=== REQUIREMENTS ===
An exact copy of every record is needed.

=== INPUT ROWS ===

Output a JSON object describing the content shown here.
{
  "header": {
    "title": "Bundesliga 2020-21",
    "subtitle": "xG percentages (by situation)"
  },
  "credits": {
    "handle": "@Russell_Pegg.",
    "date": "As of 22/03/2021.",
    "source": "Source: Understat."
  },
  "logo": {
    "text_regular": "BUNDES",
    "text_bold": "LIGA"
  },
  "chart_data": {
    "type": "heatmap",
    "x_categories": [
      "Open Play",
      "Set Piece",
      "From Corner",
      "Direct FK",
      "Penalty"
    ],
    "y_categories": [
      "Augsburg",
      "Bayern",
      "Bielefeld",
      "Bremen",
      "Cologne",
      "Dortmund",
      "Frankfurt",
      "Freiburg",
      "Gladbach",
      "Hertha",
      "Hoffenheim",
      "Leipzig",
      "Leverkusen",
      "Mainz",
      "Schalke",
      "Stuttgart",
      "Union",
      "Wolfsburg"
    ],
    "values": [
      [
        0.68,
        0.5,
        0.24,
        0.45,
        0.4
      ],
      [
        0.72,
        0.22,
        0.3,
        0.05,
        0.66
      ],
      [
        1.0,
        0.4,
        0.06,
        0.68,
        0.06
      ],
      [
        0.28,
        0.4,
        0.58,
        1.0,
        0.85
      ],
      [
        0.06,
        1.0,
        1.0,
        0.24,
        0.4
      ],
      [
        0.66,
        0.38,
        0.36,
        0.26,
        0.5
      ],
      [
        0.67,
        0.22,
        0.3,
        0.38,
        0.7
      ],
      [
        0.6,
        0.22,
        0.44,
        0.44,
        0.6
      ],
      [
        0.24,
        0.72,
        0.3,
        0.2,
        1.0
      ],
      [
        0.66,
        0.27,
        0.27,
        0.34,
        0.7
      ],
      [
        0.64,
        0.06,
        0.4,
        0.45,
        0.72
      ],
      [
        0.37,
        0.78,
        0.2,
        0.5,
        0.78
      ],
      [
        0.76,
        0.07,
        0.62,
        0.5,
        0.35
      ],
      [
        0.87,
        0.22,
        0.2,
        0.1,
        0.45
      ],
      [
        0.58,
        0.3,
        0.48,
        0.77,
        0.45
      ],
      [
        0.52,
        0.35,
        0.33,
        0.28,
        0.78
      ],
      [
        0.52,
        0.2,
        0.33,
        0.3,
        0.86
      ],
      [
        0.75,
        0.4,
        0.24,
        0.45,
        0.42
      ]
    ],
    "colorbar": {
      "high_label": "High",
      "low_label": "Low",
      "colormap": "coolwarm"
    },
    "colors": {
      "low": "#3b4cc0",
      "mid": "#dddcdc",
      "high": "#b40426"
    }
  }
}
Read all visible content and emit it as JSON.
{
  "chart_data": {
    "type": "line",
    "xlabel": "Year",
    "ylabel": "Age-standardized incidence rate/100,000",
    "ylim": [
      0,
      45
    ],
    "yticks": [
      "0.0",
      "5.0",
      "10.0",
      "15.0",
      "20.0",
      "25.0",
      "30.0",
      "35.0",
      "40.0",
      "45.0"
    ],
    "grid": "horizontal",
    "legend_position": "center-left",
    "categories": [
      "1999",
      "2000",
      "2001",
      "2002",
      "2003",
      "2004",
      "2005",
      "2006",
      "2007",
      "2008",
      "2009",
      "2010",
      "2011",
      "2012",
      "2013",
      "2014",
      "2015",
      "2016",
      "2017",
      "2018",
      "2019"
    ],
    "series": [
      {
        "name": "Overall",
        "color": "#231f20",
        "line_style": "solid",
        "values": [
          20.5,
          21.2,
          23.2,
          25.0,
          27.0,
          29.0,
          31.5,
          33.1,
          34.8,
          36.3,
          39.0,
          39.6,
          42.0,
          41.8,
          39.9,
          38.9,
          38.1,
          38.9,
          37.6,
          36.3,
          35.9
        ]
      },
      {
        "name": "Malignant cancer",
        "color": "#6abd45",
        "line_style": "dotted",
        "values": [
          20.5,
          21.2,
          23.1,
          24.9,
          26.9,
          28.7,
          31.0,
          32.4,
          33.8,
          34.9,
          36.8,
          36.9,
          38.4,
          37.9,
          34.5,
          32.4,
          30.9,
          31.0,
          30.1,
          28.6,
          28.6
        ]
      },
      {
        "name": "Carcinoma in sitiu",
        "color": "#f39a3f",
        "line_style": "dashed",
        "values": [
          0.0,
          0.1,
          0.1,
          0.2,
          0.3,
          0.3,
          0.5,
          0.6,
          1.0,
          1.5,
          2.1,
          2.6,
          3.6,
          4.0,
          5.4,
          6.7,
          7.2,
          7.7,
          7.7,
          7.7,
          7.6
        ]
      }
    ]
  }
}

=== REPLY ===
Output a JSON object describing the content shown here.
{
  "header": {
    "title": "Bundesliga 2020-21",
    "subtitle": "xG percentages (by situation)"
  },
  "credits": {
    "handle": "@Russell_Pegg.",
    "date": "As of 22/03/2021.",
    "source": "Source: Understat."
  },
  "logo": {
    "text_regular": "BUNDES",
    "text_bold": "LIGA"
  },
  "chart_data": {
    "type": "heatmap",
    "x_categories": [
      "Open Play",
      "Set Piece",
      "From Corner",
      "Direct FK",
      "Penalty"
    ],
    "y_categories": [
      "Augsburg",
      "Bayern",
      "Bielefeld",
      "Bremen",
      "Cologne",
      "Dortmund",
      "Frankfurt",
      "Freiburg",
      "Gladbach",
      "Hertha",
      "Hoffenheim",
      "Leipzig",
      "Leverkusen",
      "Mainz",
      "Schalke",
      "Stuttgart",
      "Union",
      "Wolfsburg"
    ],
    "values": [
      [
        0.68,
        0.5,
        0.24,
        0.45,
        0.4
      ],
      [
        0.72,
        0.22,
        0.3,
        0.05,
        0.66
      ],
      [
        1.0,
        0.4,
        0.06,
        0.68,
        0.06
      ],
      [
        0.28,
        0.4,
        0.58,
        1.0,
        0.85
      ],
      [
        0.06,
        1.0,
        1.0,
        0.24,
        0.4
      ],
      [
        0.66,
        0.38,
        0.36,
        0.26,
        0.5
      ],
      [
        0.67,
        0.22,
        0.3,
        0.38,
        0.7
      ],
      [
        0.6,
        0.22,
        0.44,
        0.44,
        0.6
      ],
      [
        0.24,
        0.72,
        0.3,
        0.2,
        1.0
      ],
      [
        0.66,
        0.27,
        0.27,
        0.34,
        0.7
      ],
      [
        0.64,
        0.06,
        0.4,
        0.45,
        0.72
      ],
      [
        0.37,
        0.78,
        0.2,
        0.5,
        0.78
      ],
      [
        0.76,
        0.07,
        0.62,
        0.5,
        0.35
      ],
      [
        0.87,
        0.22,
        0.2,
        0.1,
        0.45
      ],
      [
        0.58,
        0.3,
        0.48,
        0.77,
        0.45
      ],
      [
        0.52,
        0.35,
        0.33,
        0.28,
        0.78
      ],
      [
        0.52,
        0.2,
        0.33,
        0.3,
        0.86
      ],
      [
        0.75,
        0.4,
        0.24,
        0.45,
        0.42
      ]
    ],
    "colorbar": {
      "high_label": "High",
      "low_label": "Low",
      "colormap": "coolwarm"
    },
    "colors": {
      "low": "#3b4cc0",
      "mid": "#dddcdc",
      "high": "#b40426"
    }
  }
}
Read all visible content and emit it as JSON.
{
  "chart_data": {
    "type": "line",
    "xlabel": "Year",
    "ylabel": "Age-standardized incidence rate/100,000",
    "ylim": [
      0,
      45
    ],
    "yticks": [
      "0.0",
      "5.0",
      "10.0",
      "15.0",
      "20.0",
      "25.0",
      "30.0",
      "35.0",
      "40.0",
      "45.0"
    ],
    "grid": "horizontal",
    "legend_position": "center-left",
    "categories": [
      "1999",
      "2000",
      "2001",
      "2002",
      "2003",
      "2004",
      "2005",
      "2006",
      "2007",
      "2008",
      "2009",
      "2010",
      "2011",
      "2012",
      "2013",
      "2014",
      "2015",
      "2016",
      "2017",
      "2018",
      "2019"
    ],
    "series": [
      {
        "name": "Overall",
        "color": "#231f20",
        "line_style": "solid",
        "values": [
          20.5,
          21.2,
          23.2,
          25.0,
          27.0,
          29.0,
          31.5,
          33.1,
          34.8,
          36.3,
          39.0,
          39.6,
          42.0,
          41.8,
          39.9,
          38.9,
          38.1,
          38.9,
          37.6,
          36.3,
          35.9
        ]
      },
      {
        "name": "Malignant cancer",
        "color": "#6abd45",
        "line_style": "dotted",
        "values": [
          20.5,
          21.2,
          23.1,
          24.9,
          26.9,
          28.7,
          31.0,
          32.4,
          33.8,
          34.9,
          36.8,
          36.9,
          38.4,
          37.9,
          34.5,
          32.4,
          30.9,
          31.0,
          30.1,
          28.6,
          28.6
        ]
      },
      {
        "name": "Carcinoma in sitiu",
        "color": "#f39a3f",
        "line_style": "dashed",
        "values": [
          0.0,
          0.1,
          0.1,
          0.2,
          0.3,
          0.3,
          0.5,
          0.6,
          1.0,
          1.5,
          2.1,
          2.6,
          3.6,
          4.0,
          5.4,
          6.7,
          7.2,
          7.7,
          7.7,
          7.7,
          7.6
        ]
      }
    ]
  }
}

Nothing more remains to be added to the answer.